Problem details:
Quote all of the data that follows exactly as written, skipping the images.

Material for the task:
════════════════════

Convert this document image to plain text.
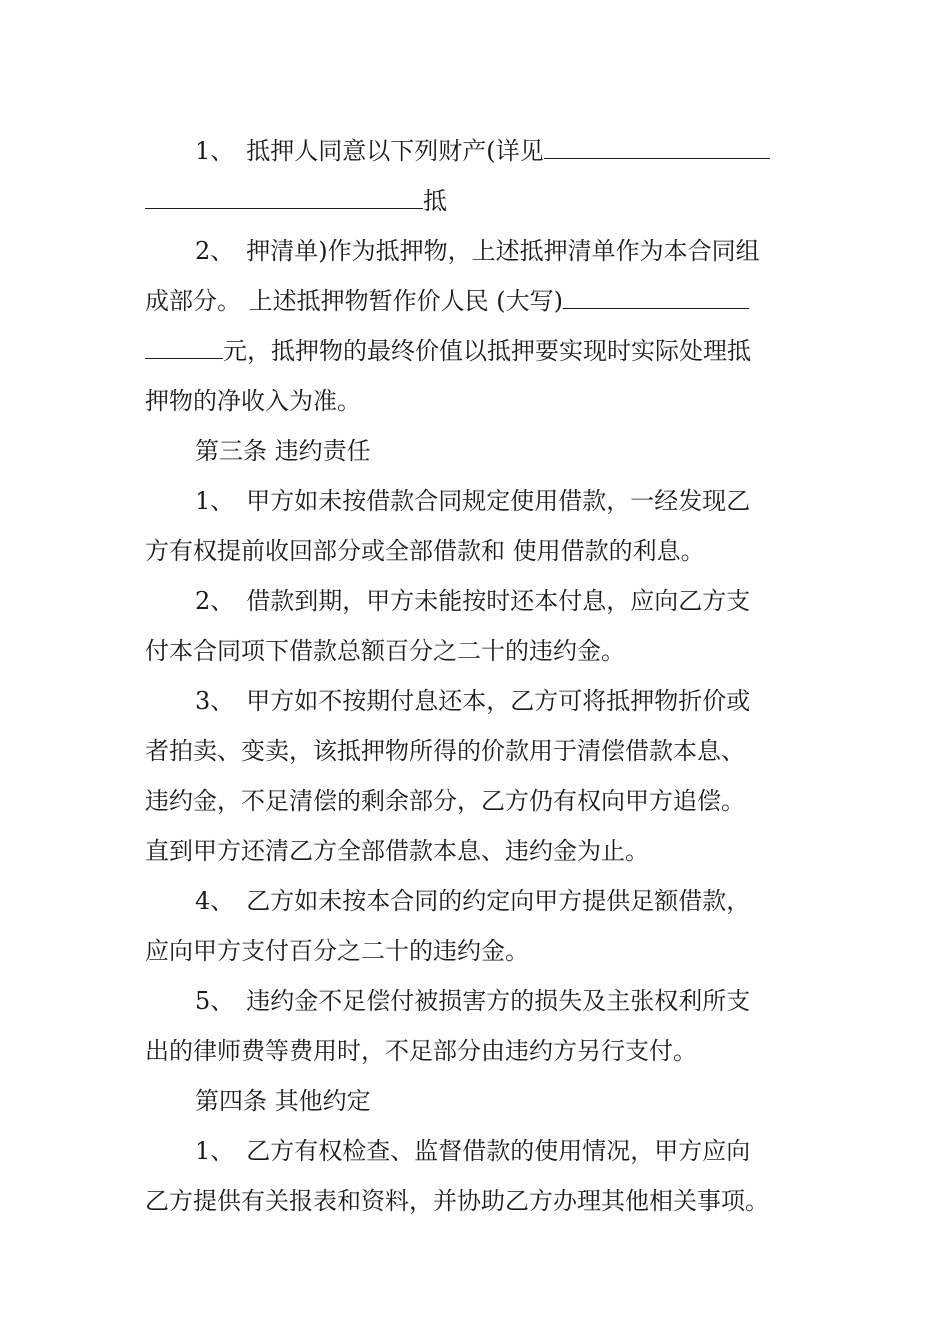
1、 抵押人同意以下列财产(详见
抵
2、 押清单)作为抵押物，上述抵押清单作为本合同组
成部分。 上述抵押物暂作价人民 (大写)
元，抵押物的最终价值以抵押要实现时实际处理抵
押物的净收入为准。
第三条 违约责任
1、 甲方如未按借款合同规定使用借款，一经发现乙
方有权提前收回部分或全部借款和 使用借款的利息。
2、 借款到期，甲方未能按时还本付息，应向乙方支
付本合同项下借款总额百分之二十的违约金。
3、 甲方如不按期付息还本，乙方可将抵押物折价或
者拍卖、变卖，该抵押物所得的价款用于清偿借款本息、
违约金，不足清偿的剩余部分，乙方仍有权向甲方追偿。
直到甲方还清乙方全部借款本息、违约金为止。
4、 乙方如未按本合同的约定向甲方提供足额借款，
应向甲方支付百分之二十的违约金。
5、 违约金不足偿付被损害方的损失及主张权利所支
出的律师费等费用时，不足部分由违约方另行支付。
第四条 其他约定
1、 乙方有权检查、监督借款的使用情况，甲方应向
乙方提供有关报表和资料，并协助乙方办理其他相关事项。
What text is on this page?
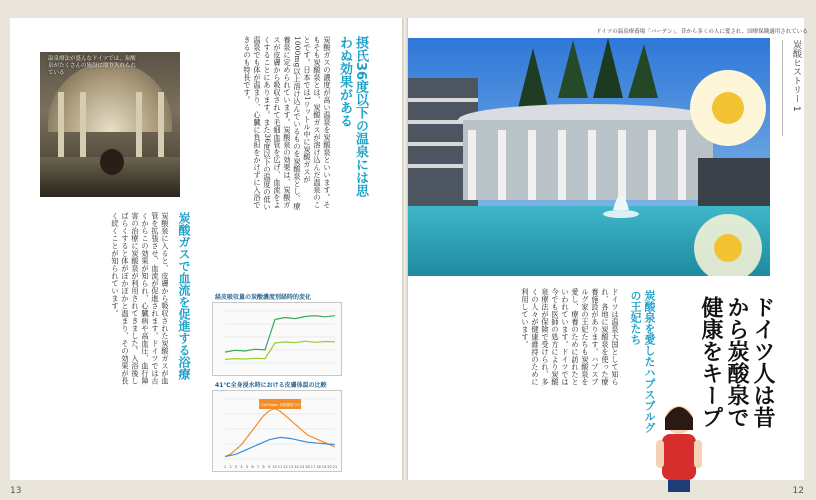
温泉療法が盛んなドイツでは、炭酸泉がたくさんの施設に取り入れられている	摂氏36度以下の温泉には思わぬ効果がある
炭酸ガスの濃度が高い温泉を炭酸泉といいます。そもそも炭酸泉とは、炭酸ガスが溶け込んだ温泉のことです。日本では1リットル中に炭酸ガスが1000mg以上溶け込んでいるものを炭酸泉とし、療養泉に定められています。炭酸泉の効果は、炭酸ガスが皮膚から吸収されて毛細血管を広げ、血流をよくすることにあります。また36度以下の温度の低い温泉でも体が温まり、心臓に負担をかけずに入浴できるのも特長です。
炭酸ガスで血流を促進する浴療
炭酸泉に入ると、皮膚から吸収された炭酸ガスが血管を拡張させ、血流が促進されます。ドイツでは古くからこの効果が知られ、心臓病や高血圧、血行障害の治療に炭酸泉が利用されてきました。入浴後しばらくすると体がぽかぽかと温まり、その効果が長く続くことが知られています。	経皮吸収量の炭酸濃度別経時的変化
41℃全身浸水時における皮膚体温の比較
1 2 3 4 5 6 7 8 9 10 11 12 13 14 15 16 17 18 19 20 21
41℃ 1000ppm 炭酸濃度での効果
ドイツの温泉療養場「バーデン」。昔から多くの人に愛され、国療保険適用されている
炭酸ヒストリー 1
ドイツ人は昔から炭酸泉で健康をキープ
炭酸泉を愛したハプスブルグの王妃たち
ドイツは温泉大国として知られ、各地に炭酸泉を使った療養施設があります。ハプスブルグ家の王妃たちも炭酸泉を愛し、療養のために訪れたといわれています。ドイツでは今でも医師の処方により炭酸泉療法が保険で受けられ、多くの人々が健康維持のために利用しています。
13	12
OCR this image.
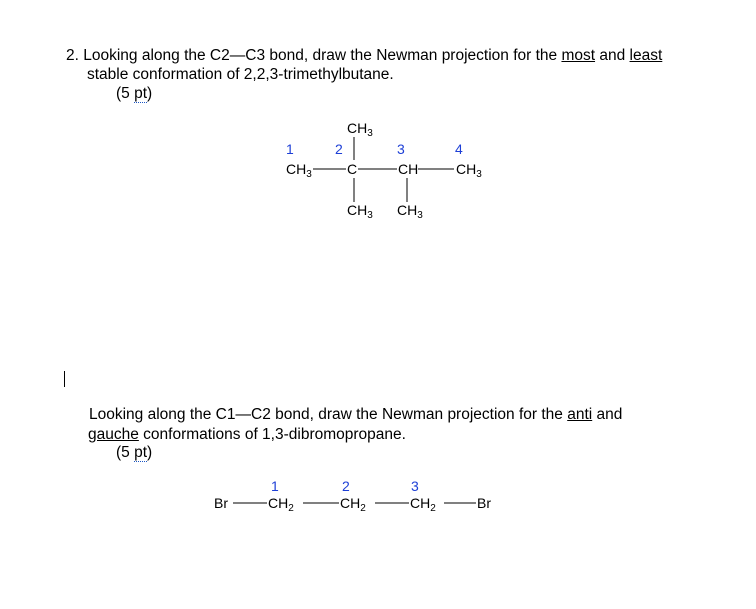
2. Looking along the C2—C3 bond, draw the Newman projection for the most and least
stable conformation of 2,2,3-trimethylbutane.
(5 pt)
Looking along the C1—C2 bond, draw the Newman projection for the anti and
gauche conformations of 1,3-dibromopropane.
(5 pt)
1	2	3	4
$CH_3$
$CH_3$	C	CH	$CH_3$
$CH_3$ $CH_3$
1	2	3
Br	$CH_2$	$CH_2$	$CH_2$	Br
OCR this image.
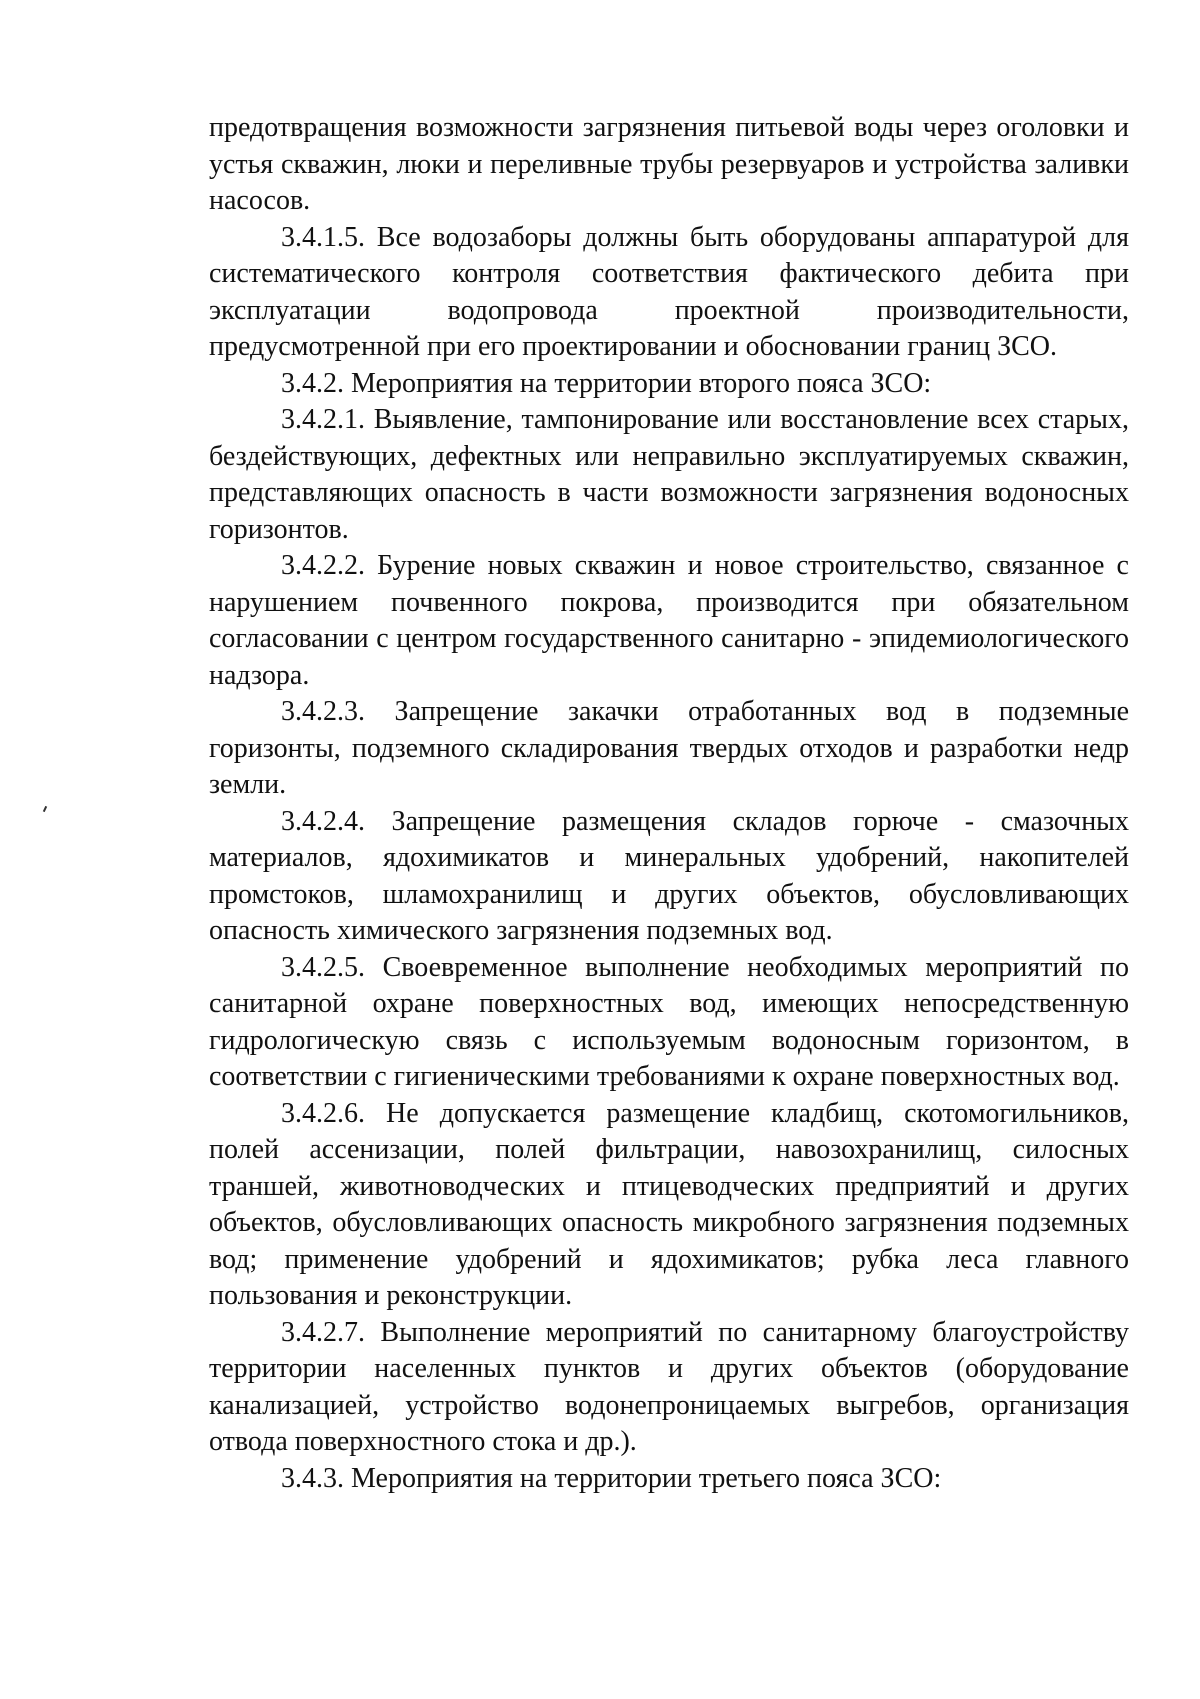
предотвращения возможности загрязнения питьевой воды через оголовки и устья скважин, люки и переливные трубы резервуаров и устройства заливки насосов.

3.4.1.5. Все водозаборы должны быть оборудованы аппаратурой для систематического контроля соответствия фактического дебита при эксплуатации водопровода проектной производительности, предусмотренной при его проектировании и обосновании границ ЗСО.

3.4.2. Мероприятия на территории второго пояса ЗСО:

3.4.2.1. Выявление, тампонирование или восстановление всех старых, бездействующих, дефектных или неправильно эксплуатируемых скважин, представляющих опасность в части возможности загрязнения водоносных горизонтов.

3.4.2.2. Бурение новых скважин и новое строительство, связанное с нарушением почвенного покрова, производится при обязательном согласовании с центром государственного санитарно - эпидемиологического надзора.

3.4.2.3. Запрещение закачки отработанных вод в подземные горизонты, подземного складирования твердых отходов и разработки недр земли.

3.4.2.4. Запрещение размещения складов горюче - смазочных материалов, ядохимикатов и минеральных удобрений, накопителей промстоков, шламохранилищ и других объектов, обусловливающих опасность химического загрязнения подземных вод.

3.4.2.5. Своевременное выполнение необходимых мероприятий по санитарной охране поверхностных вод, имеющих непосредственную гидрологическую связь с используемым водоносным горизонтом, в соответствии с гигиеническими требованиями к охране поверхностных вод.

3.4.2.6. Не допускается размещение кладбищ, скотомогильников, полей ассенизации, полей фильтрации, навозохранилищ, силосных траншей, животноводческих и птицеводческих предприятий и других объектов, обусловливающих опасность микробного загрязнения подземных вод; применение удобрений и ядохимикатов; рубка леса главного пользования и реконструкции.

3.4.2.7. Выполнение мероприятий по санитарному благоустройству территории населенных пунктов и других объектов (оборудование канализацией, устройство водонепроницаемых выгребов, организация отвода поверхностного стока и др.).

3.4.3. Мероприятия на территории третьего пояса ЗСО:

════════════════════

The completed task:
Convert this document image to plain text.
1、 抵押人同意以下列财产(详见
抵
2、 押清单)作为抵押物，上述抵押清单作为本合同组
成部分。 上述抵押物暂作价人民 (大写)
元，抵押物的最终价值以抵押要实现时实际处理抵
押物的净收入为准。
第三条 违约责任
1、 甲方如未按借款合同规定使用借款，一经发现乙
方有权提前收回部分或全部借款和 使用借款的利息。
2、 借款到期，甲方未能按时还本付息，应向乙方支
付本合同项下借款总额百分之二十的违约金。
3、 甲方如不按期付息还本，乙方可将抵押物折价或
者拍卖、变卖，该抵押物所得的价款用于清偿借款本息、
违约金，不足清偿的剩余部分，乙方仍有权向甲方追偿。
直到甲方还清乙方全部借款本息、违约金为止。
4、 乙方如未按本合同的约定向甲方提供足额借款，
应向甲方支付百分之二十的违约金。
5、 违约金不足偿付被损害方的损失及主张权利所支
出的律师费等费用时，不足部分由违约方另行支付。
第四条 其他约定
1、 乙方有权检查、监督借款的使用情况，甲方应向
乙方提供有关报表和资料，并协助乙方办理其他相关事项。
What text is on this page?
温泉療法が盛んなドイツでは、炭酸泉がたくさんの施設に取り入れられている	摂氏36度以下の温泉には思わぬ効果がある
炭酸ガスの濃度が高い温泉を炭酸泉といいます。そもそも炭酸泉とは、炭酸ガスが溶け込んだ温泉のことです。日本では1リットル中に炭酸ガスが1000mg以上溶け込んでいるものを炭酸泉とし、療養泉に定められています。炭酸泉の効果は、炭酸ガスが皮膚から吸収されて毛細血管を広げ、血流をよくすることにあります。また36度以下の温度の低い温泉でも体が温まり、心臓に負担をかけずに入浴できるのも特長です。
炭酸ガスで血流を促進する浴療
炭酸泉に入ると、皮膚から吸収された炭酸ガスが血管を拡張させ、血流が促進されます。ドイツでは古くからこの効果が知られ、心臓病や高血圧、血行障害の治療に炭酸泉が利用されてきました。入浴後しばらくすると体がぽかぽかと温まり、その効果が長く続くことが知られています。	経皮吸収量の炭酸濃度別経時的変化
41℃全身浸水時における皮膚体温の比較
1 2 3 4 5 6 7 8 9 10 11 12 13 14 15 16 17 18 19 20 21
41℃ 1000ppm 炭酸濃度での効果
ドイツの温泉療養場「バーデン」。昔から多くの人に愛され、国療保険適用されている
炭酸ヒストリー 1
ドイツ人は昔から炭酸泉で健康をキープ
炭酸泉を愛したハプスブルグの王妃たち
ドイツは温泉大国として知られ、各地に炭酸泉を使った療養施設があります。ハプスブルグ家の王妃たちも炭酸泉を愛し、療養のために訪れたといわれています。ドイツでは今でも医師の処方により炭酸泉療法が保険で受けられ、多くの人々が健康維持のために利用しています。
13	12
OCR this image.
2. Looking along the C2—C3 bond, draw the Newman projection for the most and least
stable conformation of 2,2,3-trimethylbutane.
(5 pt)
Looking along the C1—C2 bond, draw the Newman projection for the anti and
gauche conformations of 1,3-dibromopropane.
(5 pt)
1	2	3	4
$CH_3$
$CH_3$	C	CH	$CH_3$
$CH_3$ $CH_3$
1	2	3
Br	$CH_2$	$CH_2$	$CH_2$	Br
OCR this image.
предотвращения возможности загрязнения питьевой воды через оголовки и устья скважин, люки и переливные трубы резервуаров и устройства заливки насосов.

3.4.1.5. Все водозаборы должны быть оборудованы аппаратурой для систематического контроля соответствия фактического дебита при эксплуатации водопровода проектной производительности, предусмотренной при его проектировании и обосновании границ ЗСО.

3.4.2. Мероприятия на территории второго пояса ЗСО:

3.4.2.1. Выявление, тампонирование или восстановление всех старых, бездействующих, дефектных или неправильно эксплуатируемых скважин, представляющих опасность в части возможности загрязнения водоносных горизонтов.

3.4.2.2. Бурение новых скважин и новое строительство, связанное с нарушением почвенного покрова, производится при обязательном согласовании с центром государственного санитарно - эпидемиологического надзора.

3.4.2.3. Запрещение закачки отработанных вод в подземные горизонты, подземного складирования твердых отходов и разработки недр земли.

3.4.2.4. Запрещение размещения складов горюче - смазочных материалов, ядохимикатов и минеральных удобрений, накопителей промстоков, шламохранилищ и других объектов, обусловливающих опасность химического загрязнения подземных вод.

3.4.2.5. Своевременное выполнение необходимых мероприятий по санитарной охране поверхностных вод, имеющих непосредственную гидрологическую связь с используемым водоносным горизонтом, в соответствии с гигиеническими требованиями к охране поверхностных вод.

3.4.2.6. Не допускается размещение кладбищ, скотомогильников, полей ассенизации, полей фильтрации, навозохранилищ, силосных траншей, животноводческих и птицеводческих предприятий и других объектов, обусловливающих опасность микробного загрязнения подземных вод; применение удобрений и ядохимикатов; рубка леса главного пользования и реконструкции.

3.4.2.7. Выполнение мероприятий по санитарному благоустройству территории населенных пунктов и других объектов (оборудование канализацией, устройство водонепроницаемых выгребов, организация отвода поверхностного стока и др.).

3.4.3. Мероприятия на территории третьего пояса ЗСО:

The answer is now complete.